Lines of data
■ ■ ■ ■ ■ ■ ■

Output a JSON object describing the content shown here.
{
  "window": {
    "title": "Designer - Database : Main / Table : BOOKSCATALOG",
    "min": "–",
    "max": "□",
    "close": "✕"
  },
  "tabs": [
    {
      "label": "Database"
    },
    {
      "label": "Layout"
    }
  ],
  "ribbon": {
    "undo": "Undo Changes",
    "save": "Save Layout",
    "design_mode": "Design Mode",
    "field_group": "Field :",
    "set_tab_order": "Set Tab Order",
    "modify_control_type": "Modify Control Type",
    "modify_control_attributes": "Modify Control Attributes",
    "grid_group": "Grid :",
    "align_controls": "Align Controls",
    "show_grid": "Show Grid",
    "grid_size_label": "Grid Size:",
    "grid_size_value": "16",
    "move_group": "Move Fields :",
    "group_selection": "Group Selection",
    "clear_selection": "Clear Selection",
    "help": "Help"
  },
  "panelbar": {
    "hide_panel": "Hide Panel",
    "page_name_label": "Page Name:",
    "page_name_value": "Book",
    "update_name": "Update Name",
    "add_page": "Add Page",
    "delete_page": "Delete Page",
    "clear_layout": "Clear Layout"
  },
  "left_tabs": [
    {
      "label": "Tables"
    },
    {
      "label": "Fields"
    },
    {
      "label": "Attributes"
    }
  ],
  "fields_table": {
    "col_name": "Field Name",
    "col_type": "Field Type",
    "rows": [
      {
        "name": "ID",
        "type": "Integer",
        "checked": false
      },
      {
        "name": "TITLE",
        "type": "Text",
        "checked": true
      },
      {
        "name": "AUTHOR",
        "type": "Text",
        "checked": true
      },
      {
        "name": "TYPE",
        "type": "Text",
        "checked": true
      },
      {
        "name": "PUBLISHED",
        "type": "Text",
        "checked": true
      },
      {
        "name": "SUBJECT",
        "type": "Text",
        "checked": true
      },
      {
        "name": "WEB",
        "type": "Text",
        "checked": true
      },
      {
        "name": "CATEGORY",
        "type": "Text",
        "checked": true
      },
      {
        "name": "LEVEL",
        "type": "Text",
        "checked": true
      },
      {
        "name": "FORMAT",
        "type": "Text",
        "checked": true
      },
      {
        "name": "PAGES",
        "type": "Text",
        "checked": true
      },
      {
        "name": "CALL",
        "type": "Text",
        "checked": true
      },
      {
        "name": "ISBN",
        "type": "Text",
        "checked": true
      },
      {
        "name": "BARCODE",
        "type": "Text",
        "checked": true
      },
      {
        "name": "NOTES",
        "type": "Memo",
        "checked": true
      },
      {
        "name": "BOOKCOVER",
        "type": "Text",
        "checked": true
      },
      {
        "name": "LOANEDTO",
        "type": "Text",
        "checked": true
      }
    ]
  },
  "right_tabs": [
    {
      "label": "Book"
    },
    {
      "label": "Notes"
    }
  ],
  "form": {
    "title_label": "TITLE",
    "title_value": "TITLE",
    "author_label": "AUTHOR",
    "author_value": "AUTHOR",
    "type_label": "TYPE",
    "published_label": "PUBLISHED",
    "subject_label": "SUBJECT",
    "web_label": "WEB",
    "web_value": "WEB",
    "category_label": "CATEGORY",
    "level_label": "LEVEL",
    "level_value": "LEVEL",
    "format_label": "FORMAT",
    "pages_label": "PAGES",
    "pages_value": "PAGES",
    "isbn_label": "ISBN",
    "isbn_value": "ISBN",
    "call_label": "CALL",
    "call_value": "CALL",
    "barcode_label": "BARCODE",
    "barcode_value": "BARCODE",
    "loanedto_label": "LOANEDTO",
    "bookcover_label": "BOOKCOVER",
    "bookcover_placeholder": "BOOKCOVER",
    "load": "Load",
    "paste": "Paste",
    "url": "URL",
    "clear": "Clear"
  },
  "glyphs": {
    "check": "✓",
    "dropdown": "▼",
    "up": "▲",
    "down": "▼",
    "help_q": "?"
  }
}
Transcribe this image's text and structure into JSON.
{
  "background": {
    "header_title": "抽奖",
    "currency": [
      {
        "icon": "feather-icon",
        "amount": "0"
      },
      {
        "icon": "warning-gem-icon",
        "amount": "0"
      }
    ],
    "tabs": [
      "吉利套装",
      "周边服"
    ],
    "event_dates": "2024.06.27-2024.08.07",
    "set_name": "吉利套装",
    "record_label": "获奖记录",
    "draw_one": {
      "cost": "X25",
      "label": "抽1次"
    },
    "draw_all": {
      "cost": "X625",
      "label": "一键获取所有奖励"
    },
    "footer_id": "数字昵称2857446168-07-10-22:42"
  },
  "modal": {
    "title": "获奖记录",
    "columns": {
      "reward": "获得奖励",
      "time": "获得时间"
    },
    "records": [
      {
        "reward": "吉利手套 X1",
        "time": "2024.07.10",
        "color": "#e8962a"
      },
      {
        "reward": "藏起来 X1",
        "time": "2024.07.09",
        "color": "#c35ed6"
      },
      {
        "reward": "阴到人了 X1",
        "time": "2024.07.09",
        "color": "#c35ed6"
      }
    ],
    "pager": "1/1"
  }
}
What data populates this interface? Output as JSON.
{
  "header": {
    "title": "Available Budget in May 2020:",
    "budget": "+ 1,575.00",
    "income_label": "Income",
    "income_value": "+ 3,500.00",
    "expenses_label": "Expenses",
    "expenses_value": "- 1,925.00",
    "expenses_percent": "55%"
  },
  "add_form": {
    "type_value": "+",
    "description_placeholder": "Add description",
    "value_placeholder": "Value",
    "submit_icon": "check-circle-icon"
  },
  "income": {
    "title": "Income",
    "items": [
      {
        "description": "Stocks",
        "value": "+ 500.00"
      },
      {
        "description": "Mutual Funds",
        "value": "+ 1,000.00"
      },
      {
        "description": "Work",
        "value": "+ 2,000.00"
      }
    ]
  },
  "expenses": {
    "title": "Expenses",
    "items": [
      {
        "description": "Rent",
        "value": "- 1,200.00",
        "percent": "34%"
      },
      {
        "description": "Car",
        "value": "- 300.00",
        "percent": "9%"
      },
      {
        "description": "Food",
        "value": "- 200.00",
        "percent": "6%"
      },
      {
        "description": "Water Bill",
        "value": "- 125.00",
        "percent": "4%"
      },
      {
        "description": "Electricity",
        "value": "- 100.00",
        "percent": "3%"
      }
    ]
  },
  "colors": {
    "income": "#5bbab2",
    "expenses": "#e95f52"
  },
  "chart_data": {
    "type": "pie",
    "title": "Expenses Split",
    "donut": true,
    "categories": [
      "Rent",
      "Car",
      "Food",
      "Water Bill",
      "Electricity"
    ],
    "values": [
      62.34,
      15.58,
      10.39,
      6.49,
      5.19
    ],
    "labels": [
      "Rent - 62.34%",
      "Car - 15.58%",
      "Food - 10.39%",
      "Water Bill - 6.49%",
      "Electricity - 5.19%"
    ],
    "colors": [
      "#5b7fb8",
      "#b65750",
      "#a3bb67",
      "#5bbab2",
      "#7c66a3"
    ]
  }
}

■ ■ ■ ■ ■ ■ ■

• What to do: Repeat the material from above exactly, word for word.

• Reply to the exercise:
Output a JSON object describing the content shown here.
{
  "window": {
    "title": "Designer - Database : Main / Table : BOOKSCATALOG",
    "min": "–",
    "max": "□",
    "close": "✕"
  },
  "tabs": [
    {
      "label": "Database"
    },
    {
      "label": "Layout"
    }
  ],
  "ribbon": {
    "undo": "Undo Changes",
    "save": "Save Layout",
    "design_mode": "Design Mode",
    "field_group": "Field :",
    "set_tab_order": "Set Tab Order",
    "modify_control_type": "Modify Control Type",
    "modify_control_attributes": "Modify Control Attributes",
    "grid_group": "Grid :",
    "align_controls": "Align Controls",
    "show_grid": "Show Grid",
    "grid_size_label": "Grid Size:",
    "grid_size_value": "16",
    "move_group": "Move Fields :",
    "group_selection": "Group Selection",
    "clear_selection": "Clear Selection",
    "help": "Help"
  },
  "panelbar": {
    "hide_panel": "Hide Panel",
    "page_name_label": "Page Name:",
    "page_name_value": "Book",
    "update_name": "Update Name",
    "add_page": "Add Page",
    "delete_page": "Delete Page",
    "clear_layout": "Clear Layout"
  },
  "left_tabs": [
    {
      "label": "Tables"
    },
    {
      "label": "Fields"
    },
    {
      "label": "Attributes"
    }
  ],
  "fields_table": {
    "col_name": "Field Name",
    "col_type": "Field Type",
    "rows": [
      {
        "name": "ID",
        "type": "Integer",
        "checked": false
      },
      {
        "name": "TITLE",
        "type": "Text",
        "checked": true
      },
      {
        "name": "AUTHOR",
        "type": "Text",
        "checked": true
      },
      {
        "name": "TYPE",
        "type": "Text",
        "checked": true
      },
      {
        "name": "PUBLISHED",
        "type": "Text",
        "checked": true
      },
      {
        "name": "SUBJECT",
        "type": "Text",
        "checked": true
      },
      {
        "name": "WEB",
        "type": "Text",
        "checked": true
      },
      {
        "name": "CATEGORY",
        "type": "Text",
        "checked": true
      },
      {
        "name": "LEVEL",
        "type": "Text",
        "checked": true
      },
      {
        "name": "FORMAT",
        "type": "Text",
        "checked": true
      },
      {
        "name": "PAGES",
        "type": "Text",
        "checked": true
      },
      {
        "name": "CALL",
        "type": "Text",
        "checked": true
      },
      {
        "name": "ISBN",
        "type": "Text",
        "checked": true
      },
      {
        "name": "BARCODE",
        "type": "Text",
        "checked": true
      },
      {
        "name": "NOTES",
        "type": "Memo",
        "checked": true
      },
      {
        "name": "BOOKCOVER",
        "type": "Text",
        "checked": true
      },
      {
        "name": "LOANEDTO",
        "type": "Text",
        "checked": true
      }
    ]
  },
  "right_tabs": [
    {
      "label": "Book"
    },
    {
      "label": "Notes"
    }
  ],
  "form": {
    "title_label": "TITLE",
    "title_value": "TITLE",
    "author_label": "AUTHOR",
    "author_value": "AUTHOR",
    "type_label": "TYPE",
    "published_label": "PUBLISHED",
    "subject_label": "SUBJECT",
    "web_label": "WEB",
    "web_value": "WEB",
    "category_label": "CATEGORY",
    "level_label": "LEVEL",
    "level_value": "LEVEL",
    "format_label": "FORMAT",
    "pages_label": "PAGES",
    "pages_value": "PAGES",
    "isbn_label": "ISBN",
    "isbn_value": "ISBN",
    "call_label": "CALL",
    "call_value": "CALL",
    "barcode_label": "BARCODE",
    "barcode_value": "BARCODE",
    "loanedto_label": "LOANEDTO",
    "bookcover_label": "BOOKCOVER",
    "bookcover_placeholder": "BOOKCOVER",
    "load": "Load",
    "paste": "Paste",
    "url": "URL",
    "clear": "Clear"
  },
  "glyphs": {
    "check": "✓",
    "dropdown": "▼",
    "up": "▲",
    "down": "▼",
    "help_q": "?"
  }
}
Transcribe this image's text and structure into JSON.
{
  "background": {
    "header_title": "抽奖",
    "currency": [
      {
        "icon": "feather-icon",
        "amount": "0"
      },
      {
        "icon": "warning-gem-icon",
        "amount": "0"
      }
    ],
    "tabs": [
      "吉利套装",
      "周边服"
    ],
    "event_dates": "2024.06.27-2024.08.07",
    "set_name": "吉利套装",
    "record_label": "获奖记录",
    "draw_one": {
      "cost": "X25",
      "label": "抽1次"
    },
    "draw_all": {
      "cost": "X625",
      "label": "一键获取所有奖励"
    },
    "footer_id": "数字昵称2857446168-07-10-22:42"
  },
  "modal": {
    "title": "获奖记录",
    "columns": {
      "reward": "获得奖励",
      "time": "获得时间"
    },
    "records": [
      {
        "reward": "吉利手套 X1",
        "time": "2024.07.10",
        "color": "#e8962a"
      },
      {
        "reward": "藏起来 X1",
        "time": "2024.07.09",
        "color": "#c35ed6"
      },
      {
        "reward": "阴到人了 X1",
        "time": "2024.07.09",
        "color": "#c35ed6"
      }
    ],
    "pager": "1/1"
  }
}
What data populates this interface? Output as JSON.
{
  "header": {
    "title": "Available Budget in May 2020:",
    "budget": "+ 1,575.00",
    "income_label": "Income",
    "income_value": "+ 3,500.00",
    "expenses_label": "Expenses",
    "expenses_value": "- 1,925.00",
    "expenses_percent": "55%"
  },
  "add_form": {
    "type_value": "+",
    "description_placeholder": "Add description",
    "value_placeholder": "Value",
    "submit_icon": "check-circle-icon"
  },
  "income": {
    "title": "Income",
    "items": [
      {
        "description": "Stocks",
        "value": "+ 500.00"
      },
      {
        "description": "Mutual Funds",
        "value": "+ 1,000.00"
      },
      {
        "description": "Work",
        "value": "+ 2,000.00"
      }
    ]
  },
  "expenses": {
    "title": "Expenses",
    "items": [
      {
        "description": "Rent",
        "value": "- 1,200.00",
        "percent": "34%"
      },
      {
        "description": "Car",
        "value": "- 300.00",
        "percent": "9%"
      },
      {
        "description": "Food",
        "value": "- 200.00",
        "percent": "6%"
      },
      {
        "description": "Water Bill",
        "value": "- 125.00",
        "percent": "4%"
      },
      {
        "description": "Electricity",
        "value": "- 100.00",
        "percent": "3%"
      }
    ]
  },
  "colors": {
    "income": "#5bbab2",
    "expenses": "#e95f52"
  },
  "chart_data": {
    "type": "pie",
    "title": "Expenses Split",
    "donut": true,
    "categories": [
      "Rent",
      "Car",
      "Food",
      "Water Bill",
      "Electricity"
    ],
    "values": [
      62.34,
      15.58,
      10.39,
      6.49,
      5.19
    ],
    "labels": [
      "Rent - 62.34%",
      "Car - 15.58%",
      "Food - 10.39%",
      "Water Bill - 6.49%",
      "Electricity - 5.19%"
    ],
    "colors": [
      "#5b7fb8",
      "#b65750",
      "#a3bb67",
      "#5bbab2",
      "#7c66a3"
    ]
  }
}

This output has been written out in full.